■ **Extracted records**:
--- BEGIN ---

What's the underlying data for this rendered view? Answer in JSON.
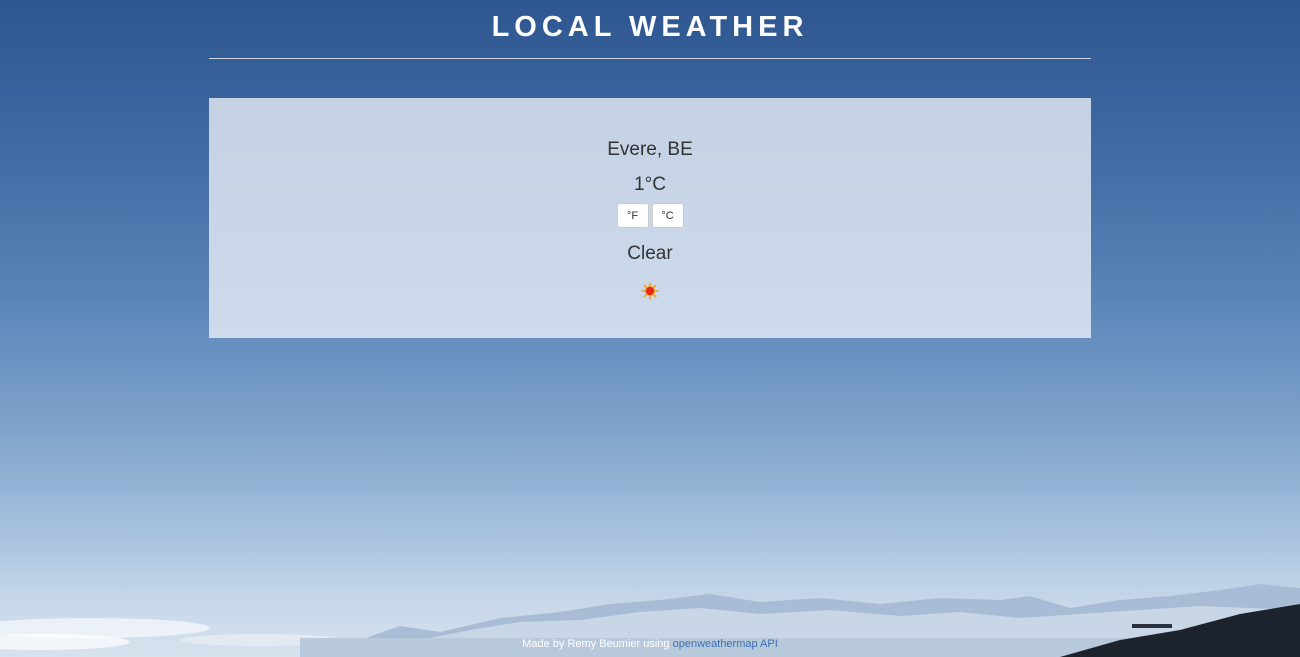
{
  "header": {
    "title": "LOCAL WEATHER"
  },
  "weather": {
    "location": "Evere, BE",
    "temperature": "1°C",
    "unit_buttons": {
      "fahrenheit_label": "°F",
      "celsius_label": "°C"
    },
    "condition": "Clear",
    "icon": "sun-icon"
  },
  "footer": {
    "prefix": "Made by Remy Beumier using ",
    "link_text": "openweathermap API"
  },
  "colors": {
    "sky_top": "#2e5690",
    "sky_bottom": "#d7e2ee",
    "card_background": "#ecf1f8",
    "text": "#333333",
    "link": "#3a6fb5",
    "sun": "#e8261c"
  }
}
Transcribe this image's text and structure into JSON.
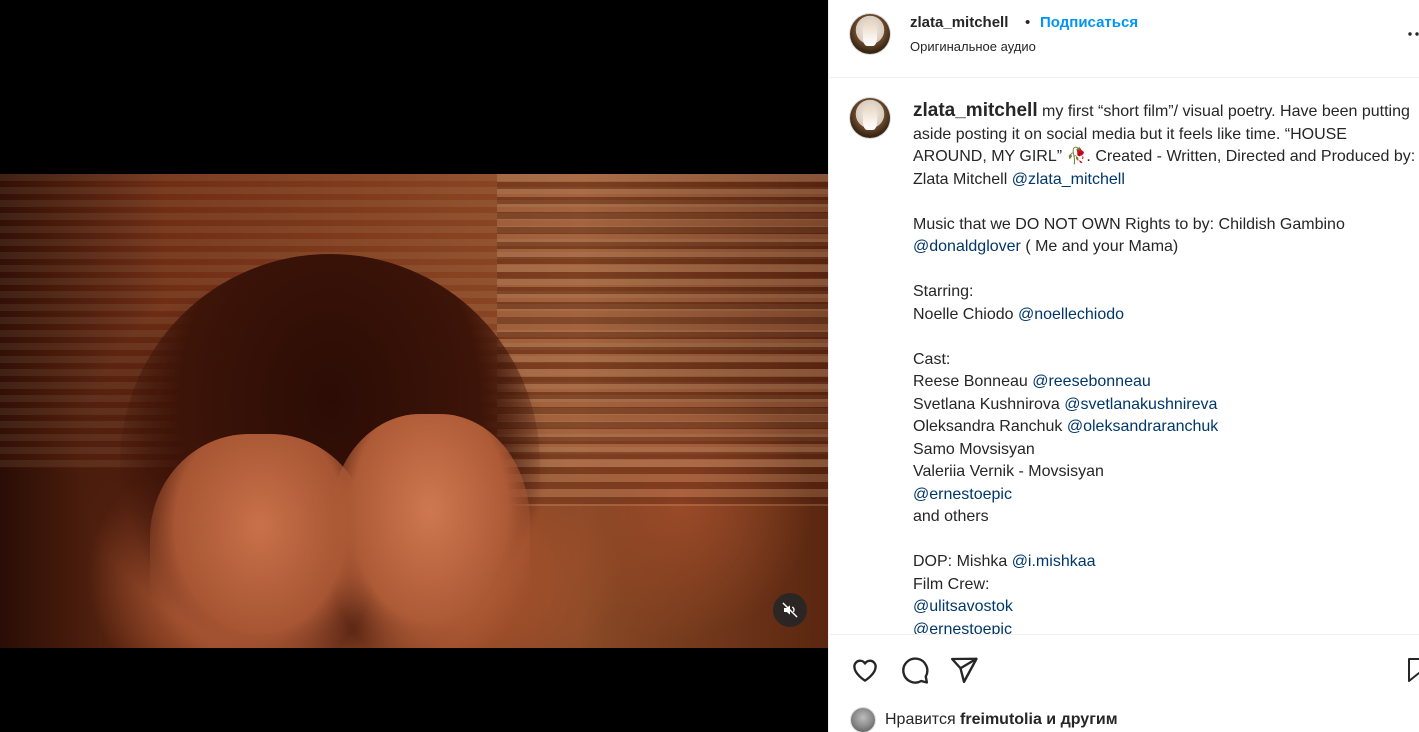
{
  "post": {
    "username": "zlata_mitchell",
    "separator": "•",
    "follow_label": "Подписаться",
    "audio_label": "Оригинальное аудио"
  },
  "caption": {
    "username": "zlata_mitchell",
    "line1": " my first “short film”/ visual poetry. Have been putting aside posting it on social media but it feels like time. “HOUSE AROUND, MY GIRL” 🥀. Created - Written, Directed and Produced by: Zlata Mitchell ",
    "mention_author": "@zlata_mitchell",
    "music_text": "Music that we DO NOT OWN Rights to by: Childish Gambino ",
    "mention_music": "@donaldglover",
    "music_suffix": " ( Me and your Mama)",
    "starring_label": "Starring:",
    "star_name": "Noelle Chiodo ",
    "mention_star": "@noellechiodo",
    "cast_label": "Cast:",
    "cast": [
      {
        "name": "Reese Bonneau ",
        "mention": "@reesebonneau"
      },
      {
        "name": "Svetlana Kushnirova ",
        "mention": "@svetlanakushnireva"
      },
      {
        "name": "Oleksandra Ranchuk ",
        "mention": "@oleksandraranchuk"
      },
      {
        "name": "Samo Movsisyan",
        "mention": ""
      },
      {
        "name": "Valeriia Vernik - Movsisyan",
        "mention": ""
      }
    ],
    "mention_ernesto": "@ernestoepic",
    "and_others": "and others",
    "dop_text": "DOP: Mishka ",
    "mention_dop": "@i.mishkaa",
    "film_crew_label": "Film Crew:",
    "mention_crew1": "@ulitsavostok",
    "mention_crew2": "@ernestoepic"
  },
  "likes": {
    "prefix": "Нравится ",
    "user": "freimutolia",
    "suffix": " и другим"
  },
  "icons": {
    "like": "heart-icon",
    "comment": "comment-icon",
    "share": "paper-plane-icon",
    "save": "bookmark-icon",
    "mute": "speaker-muted-icon",
    "more": "more-dots-icon"
  }
}
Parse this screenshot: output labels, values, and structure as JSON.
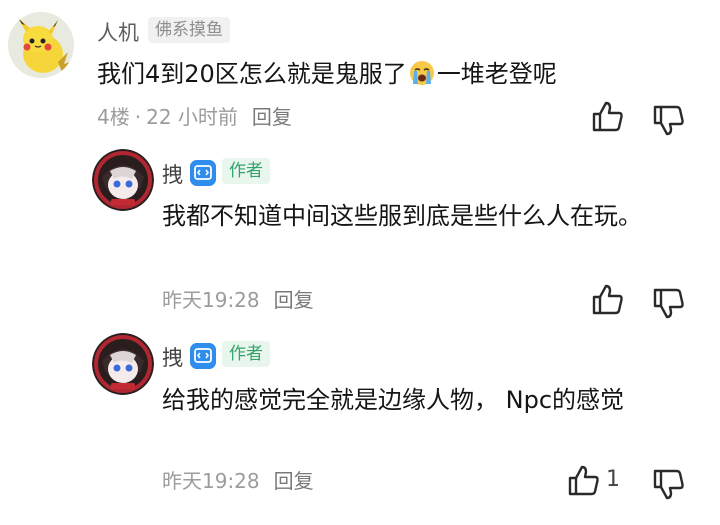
{
  "comment": {
    "user": "人机",
    "tag": "佛系摸鱼",
    "avatar_icon": "pikachu-avatar",
    "content_before_emoji": "我们4到20区怎么就是鬼服了",
    "emoji": "crying-face-emoji",
    "content_after_emoji": "一堆老登呢",
    "floor": "4楼",
    "separator": "·",
    "time": "22 小时前",
    "reply_label": "回复"
  },
  "replies": [
    {
      "user": "拽",
      "author_badge": "作者",
      "avatar_icon": "anime-character-avatar",
      "content": "我都不知道中间这些服到底是些什么人在玩。",
      "time": "昨天19:28",
      "reply_label": "回复",
      "likes": ""
    },
    {
      "user": "拽",
      "author_badge": "作者",
      "avatar_icon": "anime-character-avatar",
      "content": "给我的感觉完全就是边缘人物， Npc的感觉",
      "time": "昨天19:28",
      "reply_label": "回复",
      "likes": "1"
    }
  ],
  "colors": {
    "author_badge_text": "#33a36b",
    "author_badge_bg": "#e8f6ee",
    "author_icon_bg": "#2f8dee",
    "meta_text": "#9c9c9c"
  }
}
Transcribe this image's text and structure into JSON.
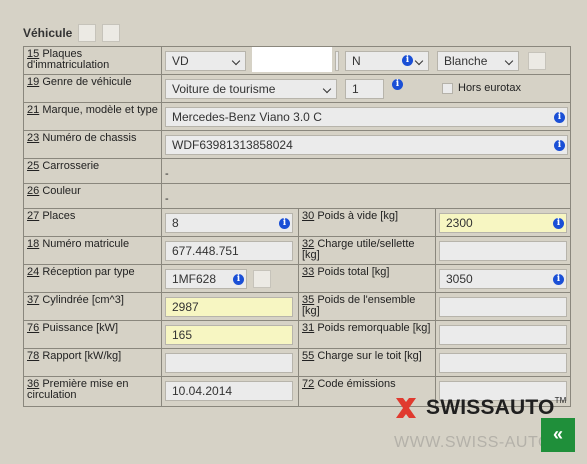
{
  "header": {
    "title": "Véhicule"
  },
  "rows": {
    "plates": {
      "num": "15",
      "label": "Plaques d'immatriculation",
      "canton": "VD",
      "number_value": "",
      "type": "N",
      "color": "Blanche"
    },
    "genre": {
      "num": "19",
      "label": "Genre de véhicule",
      "value": "Voiture de tourisme",
      "count": "1",
      "eurotax_label": "Hors eurotax"
    },
    "marque": {
      "num": "21",
      "label": "Marque, modèle et type",
      "value": "Mercedes-Benz Viano 3.0 C"
    },
    "chassis": {
      "num": "23",
      "label": "Numéro de chassis",
      "value": "WDF63981313858024"
    },
    "carrosserie": {
      "num": "25",
      "label": "Carrosserie",
      "value": "-"
    },
    "couleur": {
      "num": "26",
      "label": "Couleur",
      "value": "-"
    },
    "places": {
      "num": "27",
      "label": "Places",
      "value": "8"
    },
    "poids_vide": {
      "num": "30",
      "label": "Poids à vide [kg]",
      "value": "2300"
    },
    "matricule": {
      "num": "18",
      "label": "Numéro matricule",
      "value": "677.448.751"
    },
    "charge_utile": {
      "num": "32",
      "label": "Charge utile/sellette [kg]",
      "value": ""
    },
    "reception": {
      "num": "24",
      "label": "Réception par type",
      "value": "1MF628"
    },
    "poids_total": {
      "num": "33",
      "label": "Poids total [kg]",
      "value": "3050"
    },
    "cylindree": {
      "num": "37",
      "label": "Cylindrée [cm^3]",
      "value": "2987"
    },
    "poids_ensemble": {
      "num": "35",
      "label": "Poids de l'ensemble [kg]",
      "value": ""
    },
    "puissance": {
      "num": "76",
      "label": "Puissance [kW]",
      "value": "165"
    },
    "poids_remorquable": {
      "num": "31",
      "label": "Poids remorquable [kg]",
      "value": ""
    },
    "rapport": {
      "num": "78",
      "label": "Rapport [kW/kg]",
      "value": ""
    },
    "charge_toit": {
      "num": "55",
      "label": "Charge sur le toit [kg]",
      "value": ""
    },
    "premiere_mise": {
      "num": "36",
      "label": "Première mise en circulation",
      "value": "10.04.2014"
    },
    "code_emissions": {
      "num": "72",
      "label": "Code émissions",
      "value": ""
    }
  },
  "watermark": {
    "brand": "SWISSAUTO",
    "tm": "TM",
    "url": "WWW.SWISS-AUTO.C"
  },
  "back_button": {
    "label": "«"
  },
  "colors": {
    "background": "#d6d2c6",
    "highlight": "#f7f6c2",
    "info": "#1a4fd6",
    "logo_red": "#e03a2f",
    "button_green": "#1f8f3a"
  }
}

--- END ---

Using the data above, print every line exactly, omitting pictures.

■ **Final result**:
What's the underlying data for this rendered view? Answer in JSON.
{
  "header": {
    "title": "LOCAL WEATHER"
  },
  "weather": {
    "location": "Evere, BE",
    "temperature": "1°C",
    "unit_buttons": {
      "fahrenheit_label": "°F",
      "celsius_label": "°C"
    },
    "condition": "Clear",
    "icon": "sun-icon"
  },
  "footer": {
    "prefix": "Made by Remy Beumier using ",
    "link_text": "openweathermap API"
  },
  "colors": {
    "sky_top": "#2e5690",
    "sky_bottom": "#d7e2ee",
    "card_background": "#ecf1f8",
    "text": "#333333",
    "link": "#3a6fb5",
    "sun": "#e8261c"
  }
}
Transcribe this image's text and structure into JSON.
{
  "post": {
    "username": "zlata_mitchell",
    "separator": "•",
    "follow_label": "Подписаться",
    "audio_label": "Оригинальное аудио"
  },
  "caption": {
    "username": "zlata_mitchell",
    "line1": " my first “short film”/ visual poetry. Have been putting aside posting it on social media but it feels like time. “HOUSE AROUND, MY GIRL” 🥀. Created - Written, Directed and Produced by: Zlata Mitchell ",
    "mention_author": "@zlata_mitchell",
    "music_text": "Music that we DO NOT OWN Rights to by: Childish Gambino ",
    "mention_music": "@donaldglover",
    "music_suffix": " ( Me and your Mama)",
    "starring_label": "Starring:",
    "star_name": "Noelle Chiodo ",
    "mention_star": "@noellechiodo",
    "cast_label": "Cast:",
    "cast": [
      {
        "name": "Reese Bonneau ",
        "mention": "@reesebonneau"
      },
      {
        "name": "Svetlana Kushnirova ",
        "mention": "@svetlanakushnireva"
      },
      {
        "name": "Oleksandra Ranchuk ",
        "mention": "@oleksandraranchuk"
      },
      {
        "name": "Samo Movsisyan",
        "mention": ""
      },
      {
        "name": "Valeriia Vernik - Movsisyan",
        "mention": ""
      }
    ],
    "mention_ernesto": "@ernestoepic",
    "and_others": "and others",
    "dop_text": "DOP: Mishka ",
    "mention_dop": "@i.mishkaa",
    "film_crew_label": "Film Crew:",
    "mention_crew1": "@ulitsavostok",
    "mention_crew2": "@ernestoepic"
  },
  "likes": {
    "prefix": "Нравится ",
    "user": "freimutolia",
    "suffix": " и другим"
  },
  "icons": {
    "like": "heart-icon",
    "comment": "comment-icon",
    "share": "paper-plane-icon",
    "save": "bookmark-icon",
    "mute": "speaker-muted-icon",
    "more": "more-dots-icon"
  }
}
Parse this screenshot: output labels, values, and structure as JSON.
{
  "comment": {
    "user": "人机",
    "tag": "佛系摸鱼",
    "avatar_icon": "pikachu-avatar",
    "content_before_emoji": "我们4到20区怎么就是鬼服了",
    "emoji": "crying-face-emoji",
    "content_after_emoji": "一堆老登呢",
    "floor": "4楼",
    "separator": "·",
    "time": "22 小时前",
    "reply_label": "回复"
  },
  "replies": [
    {
      "user": "拽",
      "author_badge": "作者",
      "avatar_icon": "anime-character-avatar",
      "content": "我都不知道中间这些服到底是些什么人在玩。",
      "time": "昨天19:28",
      "reply_label": "回复",
      "likes": ""
    },
    {
      "user": "拽",
      "author_badge": "作者",
      "avatar_icon": "anime-character-avatar",
      "content": "给我的感觉完全就是边缘人物， Npc的感觉",
      "time": "昨天19:28",
      "reply_label": "回复",
      "likes": "1"
    }
  ],
  "colors": {
    "author_badge_text": "#33a36b",
    "author_badge_bg": "#e8f6ee",
    "author_icon_bg": "#2f8dee",
    "meta_text": "#9c9c9c"
  }
}
Transcribe this image's text and structure into JSON.
{
  "header": {
    "title": "Véhicule"
  },
  "rows": {
    "plates": {
      "num": "15",
      "label": "Plaques d'immatriculation",
      "canton": "VD",
      "number_value": "",
      "type": "N",
      "color": "Blanche"
    },
    "genre": {
      "num": "19",
      "label": "Genre de véhicule",
      "value": "Voiture de tourisme",
      "count": "1",
      "eurotax_label": "Hors eurotax"
    },
    "marque": {
      "num": "21",
      "label": "Marque, modèle et type",
      "value": "Mercedes-Benz Viano 3.0 C"
    },
    "chassis": {
      "num": "23",
      "label": "Numéro de chassis",
      "value": "WDF63981313858024"
    },
    "carrosserie": {
      "num": "25",
      "label": "Carrosserie",
      "value": "-"
    },
    "couleur": {
      "num": "26",
      "label": "Couleur",
      "value": "-"
    },
    "places": {
      "num": "27",
      "label": "Places",
      "value": "8"
    },
    "poids_vide": {
      "num": "30",
      "label": "Poids à vide [kg]",
      "value": "2300"
    },
    "matricule": {
      "num": "18",
      "label": "Numéro matricule",
      "value": "677.448.751"
    },
    "charge_utile": {
      "num": "32",
      "label": "Charge utile/sellette [kg]",
      "value": ""
    },
    "reception": {
      "num": "24",
      "label": "Réception par type",
      "value": "1MF628"
    },
    "poids_total": {
      "num": "33",
      "label": "Poids total [kg]",
      "value": "3050"
    },
    "cylindree": {
      "num": "37",
      "label": "Cylindrée [cm^3]",
      "value": "2987"
    },
    "poids_ensemble": {
      "num": "35",
      "label": "Poids de l'ensemble [kg]",
      "value": ""
    },
    "puissance": {
      "num": "76",
      "label": "Puissance [kW]",
      "value": "165"
    },
    "poids_remorquable": {
      "num": "31",
      "label": "Poids remorquable [kg]",
      "value": ""
    },
    "rapport": {
      "num": "78",
      "label": "Rapport [kW/kg]",
      "value": ""
    },
    "charge_toit": {
      "num": "55",
      "label": "Charge sur le toit [kg]",
      "value": ""
    },
    "premiere_mise": {
      "num": "36",
      "label": "Première mise en circulation",
      "value": "10.04.2014"
    },
    "code_emissions": {
      "num": "72",
      "label": "Code émissions",
      "value": ""
    }
  },
  "watermark": {
    "brand": "SWISSAUTO",
    "tm": "TM",
    "url": "WWW.SWISS-AUTO.C"
  },
  "back_button": {
    "label": "«"
  },
  "colors": {
    "background": "#d6d2c6",
    "highlight": "#f7f6c2",
    "info": "#1a4fd6",
    "logo_red": "#e03a2f",
    "button_green": "#1f8f3a"
  }
}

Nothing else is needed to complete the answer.